* What to do
Below are entries. Pull out all lines containing "from".

[Records contained in a dataset]
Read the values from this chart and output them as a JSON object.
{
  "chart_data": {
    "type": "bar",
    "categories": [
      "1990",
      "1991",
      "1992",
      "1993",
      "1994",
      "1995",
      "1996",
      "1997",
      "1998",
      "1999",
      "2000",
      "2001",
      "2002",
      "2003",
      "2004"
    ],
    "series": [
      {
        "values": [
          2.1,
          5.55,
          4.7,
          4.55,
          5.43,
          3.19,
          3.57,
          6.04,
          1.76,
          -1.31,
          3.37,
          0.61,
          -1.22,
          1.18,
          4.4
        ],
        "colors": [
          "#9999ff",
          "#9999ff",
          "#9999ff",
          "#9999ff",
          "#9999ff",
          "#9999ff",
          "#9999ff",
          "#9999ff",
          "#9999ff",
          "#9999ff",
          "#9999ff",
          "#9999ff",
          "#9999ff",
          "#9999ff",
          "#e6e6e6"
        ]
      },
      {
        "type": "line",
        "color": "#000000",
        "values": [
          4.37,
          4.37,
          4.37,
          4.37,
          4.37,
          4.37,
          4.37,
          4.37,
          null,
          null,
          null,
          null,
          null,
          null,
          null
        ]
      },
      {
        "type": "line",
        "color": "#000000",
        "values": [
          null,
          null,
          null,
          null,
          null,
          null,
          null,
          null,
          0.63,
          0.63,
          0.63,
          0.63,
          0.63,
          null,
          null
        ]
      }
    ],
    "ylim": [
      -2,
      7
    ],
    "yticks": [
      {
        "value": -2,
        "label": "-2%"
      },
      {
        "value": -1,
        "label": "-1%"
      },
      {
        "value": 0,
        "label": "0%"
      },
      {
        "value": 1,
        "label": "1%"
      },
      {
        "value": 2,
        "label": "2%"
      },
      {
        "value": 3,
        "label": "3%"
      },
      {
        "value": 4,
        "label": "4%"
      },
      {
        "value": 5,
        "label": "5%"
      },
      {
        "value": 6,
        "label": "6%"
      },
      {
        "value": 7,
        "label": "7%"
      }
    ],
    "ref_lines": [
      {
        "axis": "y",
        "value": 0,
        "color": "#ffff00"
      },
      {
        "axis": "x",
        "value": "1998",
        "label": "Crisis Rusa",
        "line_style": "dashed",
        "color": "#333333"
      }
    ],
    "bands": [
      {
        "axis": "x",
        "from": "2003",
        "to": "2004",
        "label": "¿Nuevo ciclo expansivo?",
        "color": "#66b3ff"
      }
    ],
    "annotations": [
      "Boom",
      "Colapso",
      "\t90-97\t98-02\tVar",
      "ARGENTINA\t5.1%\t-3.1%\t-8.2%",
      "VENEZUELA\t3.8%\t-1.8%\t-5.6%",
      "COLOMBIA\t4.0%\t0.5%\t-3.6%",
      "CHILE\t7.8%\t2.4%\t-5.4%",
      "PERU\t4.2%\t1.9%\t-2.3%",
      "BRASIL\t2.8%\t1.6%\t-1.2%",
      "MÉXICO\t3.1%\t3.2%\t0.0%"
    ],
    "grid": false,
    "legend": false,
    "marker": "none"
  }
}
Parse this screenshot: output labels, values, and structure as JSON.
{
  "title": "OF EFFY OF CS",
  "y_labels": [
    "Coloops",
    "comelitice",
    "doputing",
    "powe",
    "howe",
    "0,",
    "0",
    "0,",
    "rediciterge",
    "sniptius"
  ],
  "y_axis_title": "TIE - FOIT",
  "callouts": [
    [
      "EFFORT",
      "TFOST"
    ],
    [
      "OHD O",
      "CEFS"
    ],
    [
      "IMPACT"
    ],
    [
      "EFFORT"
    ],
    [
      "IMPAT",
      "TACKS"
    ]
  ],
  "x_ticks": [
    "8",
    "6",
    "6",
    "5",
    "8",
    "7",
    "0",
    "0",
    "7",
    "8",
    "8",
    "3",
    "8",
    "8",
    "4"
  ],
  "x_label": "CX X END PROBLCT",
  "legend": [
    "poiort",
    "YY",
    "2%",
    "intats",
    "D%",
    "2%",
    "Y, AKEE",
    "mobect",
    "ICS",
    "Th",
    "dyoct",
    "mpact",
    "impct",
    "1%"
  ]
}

* Result of this task
Read the values from this chart and output them as a JSON object.
        "from": "2003",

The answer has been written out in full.